• [DATA FOR THIS TASK]
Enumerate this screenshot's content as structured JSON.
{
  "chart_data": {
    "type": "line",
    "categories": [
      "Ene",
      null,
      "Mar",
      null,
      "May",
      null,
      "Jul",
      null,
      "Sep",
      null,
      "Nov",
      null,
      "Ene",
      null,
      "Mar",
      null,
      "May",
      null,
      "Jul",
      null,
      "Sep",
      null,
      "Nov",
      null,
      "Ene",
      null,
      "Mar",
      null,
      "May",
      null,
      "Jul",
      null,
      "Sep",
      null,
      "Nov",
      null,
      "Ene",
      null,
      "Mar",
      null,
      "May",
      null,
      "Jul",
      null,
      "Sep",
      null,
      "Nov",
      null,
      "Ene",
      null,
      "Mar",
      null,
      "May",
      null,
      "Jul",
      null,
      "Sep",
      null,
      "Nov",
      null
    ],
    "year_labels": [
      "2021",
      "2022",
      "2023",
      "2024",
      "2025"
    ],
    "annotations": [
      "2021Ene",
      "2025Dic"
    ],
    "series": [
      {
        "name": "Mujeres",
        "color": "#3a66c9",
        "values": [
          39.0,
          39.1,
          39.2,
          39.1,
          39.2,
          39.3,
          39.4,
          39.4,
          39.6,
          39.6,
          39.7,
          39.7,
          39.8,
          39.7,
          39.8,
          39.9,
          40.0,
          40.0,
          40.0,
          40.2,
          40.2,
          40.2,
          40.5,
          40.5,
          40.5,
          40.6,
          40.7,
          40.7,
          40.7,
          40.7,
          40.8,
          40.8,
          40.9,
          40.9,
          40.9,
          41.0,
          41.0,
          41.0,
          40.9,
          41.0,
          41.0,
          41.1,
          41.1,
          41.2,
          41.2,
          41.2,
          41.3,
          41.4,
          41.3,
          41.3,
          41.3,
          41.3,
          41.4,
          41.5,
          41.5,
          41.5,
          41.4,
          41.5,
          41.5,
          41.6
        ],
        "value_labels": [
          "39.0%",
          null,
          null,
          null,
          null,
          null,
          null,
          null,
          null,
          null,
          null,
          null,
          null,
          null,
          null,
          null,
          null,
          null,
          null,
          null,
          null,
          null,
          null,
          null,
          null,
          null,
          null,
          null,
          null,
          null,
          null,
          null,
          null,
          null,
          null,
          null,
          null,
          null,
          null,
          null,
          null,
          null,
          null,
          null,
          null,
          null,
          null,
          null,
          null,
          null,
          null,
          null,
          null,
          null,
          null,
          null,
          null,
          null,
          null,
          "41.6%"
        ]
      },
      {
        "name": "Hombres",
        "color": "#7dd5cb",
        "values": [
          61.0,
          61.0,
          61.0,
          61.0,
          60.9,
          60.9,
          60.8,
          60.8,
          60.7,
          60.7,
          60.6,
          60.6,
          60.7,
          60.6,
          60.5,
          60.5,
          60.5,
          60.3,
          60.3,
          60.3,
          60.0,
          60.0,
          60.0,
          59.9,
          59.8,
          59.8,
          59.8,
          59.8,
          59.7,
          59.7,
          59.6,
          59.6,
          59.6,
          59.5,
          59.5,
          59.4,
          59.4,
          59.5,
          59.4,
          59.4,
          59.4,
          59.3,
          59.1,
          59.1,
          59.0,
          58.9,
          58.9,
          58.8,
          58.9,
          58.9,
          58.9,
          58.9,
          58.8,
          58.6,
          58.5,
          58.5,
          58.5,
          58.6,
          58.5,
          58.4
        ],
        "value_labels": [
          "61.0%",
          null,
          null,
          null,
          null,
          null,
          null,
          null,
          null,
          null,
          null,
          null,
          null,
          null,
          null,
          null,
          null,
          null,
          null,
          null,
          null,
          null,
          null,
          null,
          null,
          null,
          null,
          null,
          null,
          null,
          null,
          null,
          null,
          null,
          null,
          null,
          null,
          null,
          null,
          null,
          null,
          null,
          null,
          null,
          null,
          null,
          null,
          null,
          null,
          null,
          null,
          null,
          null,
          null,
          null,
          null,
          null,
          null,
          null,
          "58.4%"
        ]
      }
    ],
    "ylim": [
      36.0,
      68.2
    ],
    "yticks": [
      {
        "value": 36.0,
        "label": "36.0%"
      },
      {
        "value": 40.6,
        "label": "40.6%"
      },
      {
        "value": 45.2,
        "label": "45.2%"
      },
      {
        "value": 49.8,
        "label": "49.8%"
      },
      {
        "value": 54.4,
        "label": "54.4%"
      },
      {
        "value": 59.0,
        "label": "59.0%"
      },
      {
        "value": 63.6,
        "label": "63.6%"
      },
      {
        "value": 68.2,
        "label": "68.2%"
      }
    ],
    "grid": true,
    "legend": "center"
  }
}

• [TASK] Every line of the material must be returned exactly as it appears.

• [PROBLEM SOLUTION]
Enumerate this screenshot's content as structured JSON.
{
  "chart_data": {
    "type": "line",
    "categories": [
      "Ene",
      null,
      "Mar",
      null,
      "May",
      null,
      "Jul",
      null,
      "Sep",
      null,
      "Nov",
      null,
      "Ene",
      null,
      "Mar",
      null,
      "May",
      null,
      "Jul",
      null,
      "Sep",
      null,
      "Nov",
      null,
      "Ene",
      null,
      "Mar",
      null,
      "May",
      null,
      "Jul",
      null,
      "Sep",
      null,
      "Nov",
      null,
      "Ene",
      null,
      "Mar",
      null,
      "May",
      null,
      "Jul",
      null,
      "Sep",
      null,
      "Nov",
      null,
      "Ene",
      null,
      "Mar",
      null,
      "May",
      null,
      "Jul",
      null,
      "Sep",
      null,
      "Nov",
      null
    ],
    "year_labels": [
      "2021",
      "2022",
      "2023",
      "2024",
      "2025"
    ],
    "annotations": [
      "2021Ene",
      "2025Dic"
    ],
    "series": [
      {
        "name": "Mujeres",
        "color": "#3a66c9",
        "values": [
          39.0,
          39.1,
          39.2,
          39.1,
          39.2,
          39.3,
          39.4,
          39.4,
          39.6,
          39.6,
          39.7,
          39.7,
          39.8,
          39.7,
          39.8,
          39.9,
          40.0,
          40.0,
          40.0,
          40.2,
          40.2,
          40.2,
          40.5,
          40.5,
          40.5,
          40.6,
          40.7,
          40.7,
          40.7,
          40.7,
          40.8,
          40.8,
          40.9,
          40.9,
          40.9,
          41.0,
          41.0,
          41.0,
          40.9,
          41.0,
          41.0,
          41.1,
          41.1,
          41.2,
          41.2,
          41.2,
          41.3,
          41.4,
          41.3,
          41.3,
          41.3,
          41.3,
          41.4,
          41.5,
          41.5,
          41.5,
          41.4,
          41.5,
          41.5,
          41.6
        ],
        "value_labels": [
          "39.0%",
          null,
          null,
          null,
          null,
          null,
          null,
          null,
          null,
          null,
          null,
          null,
          null,
          null,
          null,
          null,
          null,
          null,
          null,
          null,
          null,
          null,
          null,
          null,
          null,
          null,
          null,
          null,
          null,
          null,
          null,
          null,
          null,
          null,
          null,
          null,
          null,
          null,
          null,
          null,
          null,
          null,
          null,
          null,
          null,
          null,
          null,
          null,
          null,
          null,
          null,
          null,
          null,
          null,
          null,
          null,
          null,
          null,
          null,
          "41.6%"
        ]
      },
      {
        "name": "Hombres",
        "color": "#7dd5cb",
        "values": [
          61.0,
          61.0,
          61.0,
          61.0,
          60.9,
          60.9,
          60.8,
          60.8,
          60.7,
          60.7,
          60.6,
          60.6,
          60.7,
          60.6,
          60.5,
          60.5,
          60.5,
          60.3,
          60.3,
          60.3,
          60.0,
          60.0,
          60.0,
          59.9,
          59.8,
          59.8,
          59.8,
          59.8,
          59.7,
          59.7,
          59.6,
          59.6,
          59.6,
          59.5,
          59.5,
          59.4,
          59.4,
          59.5,
          59.4,
          59.4,
          59.4,
          59.3,
          59.1,
          59.1,
          59.0,
          58.9,
          58.9,
          58.8,
          58.9,
          58.9,
          58.9,
          58.9,
          58.8,
          58.6,
          58.5,
          58.5,
          58.5,
          58.6,
          58.5,
          58.4
        ],
        "value_labels": [
          "61.0%",
          null,
          null,
          null,
          null,
          null,
          null,
          null,
          null,
          null,
          null,
          null,
          null,
          null,
          null,
          null,
          null,
          null,
          null,
          null,
          null,
          null,
          null,
          null,
          null,
          null,
          null,
          null,
          null,
          null,
          null,
          null,
          null,
          null,
          null,
          null,
          null,
          null,
          null,
          null,
          null,
          null,
          null,
          null,
          null,
          null,
          null,
          null,
          null,
          null,
          null,
          null,
          null,
          null,
          null,
          null,
          null,
          null,
          null,
          "58.4%"
        ]
      }
    ],
    "ylim": [
      36.0,
      68.2
    ],
    "yticks": [
      {
        "value": 36.0,
        "label": "36.0%"
      },
      {
        "value": 40.6,
        "label": "40.6%"
      },
      {
        "value": 45.2,
        "label": "45.2%"
      },
      {
        "value": 49.8,
        "label": "49.8%"
      },
      {
        "value": 54.4,
        "label": "54.4%"
      },
      {
        "value": 59.0,
        "label": "59.0%"
      },
      {
        "value": 63.6,
        "label": "63.6%"
      },
      {
        "value": 68.2,
        "label": "68.2%"
      }
    ],
    "grid": true,
    "legend": "center"
  }
}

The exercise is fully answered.